• _AIM_
Return each line that holds the word "name".

[Figure contents as structured data]
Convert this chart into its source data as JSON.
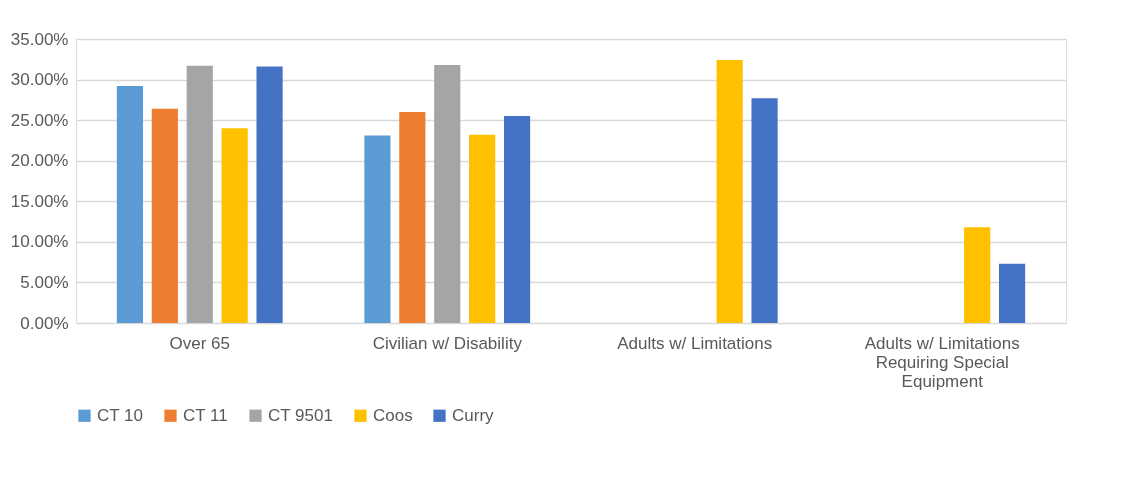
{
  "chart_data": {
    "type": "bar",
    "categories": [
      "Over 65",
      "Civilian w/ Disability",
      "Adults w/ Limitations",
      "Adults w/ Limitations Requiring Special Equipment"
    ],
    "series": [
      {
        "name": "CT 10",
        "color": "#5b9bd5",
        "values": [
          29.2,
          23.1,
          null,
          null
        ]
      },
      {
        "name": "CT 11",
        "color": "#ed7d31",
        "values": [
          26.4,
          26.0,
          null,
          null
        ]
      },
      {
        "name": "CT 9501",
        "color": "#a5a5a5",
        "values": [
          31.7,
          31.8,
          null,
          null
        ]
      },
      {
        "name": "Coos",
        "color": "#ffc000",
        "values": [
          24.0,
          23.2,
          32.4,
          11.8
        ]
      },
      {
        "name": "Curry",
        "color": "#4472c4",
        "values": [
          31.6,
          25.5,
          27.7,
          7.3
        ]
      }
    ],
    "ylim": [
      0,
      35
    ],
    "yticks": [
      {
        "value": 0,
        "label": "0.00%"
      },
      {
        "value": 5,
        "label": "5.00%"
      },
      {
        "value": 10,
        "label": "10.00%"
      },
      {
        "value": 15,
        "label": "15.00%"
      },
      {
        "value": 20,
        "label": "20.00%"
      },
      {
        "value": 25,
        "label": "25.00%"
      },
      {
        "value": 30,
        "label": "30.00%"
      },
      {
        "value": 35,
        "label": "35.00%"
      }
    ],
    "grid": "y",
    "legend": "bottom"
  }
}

• _EXERCISE RESULT_
        "name": "CT 10",
        "name": "CT 11",
        "name": "CT 9501",
        "name": "Coos",
        "name": "Curry",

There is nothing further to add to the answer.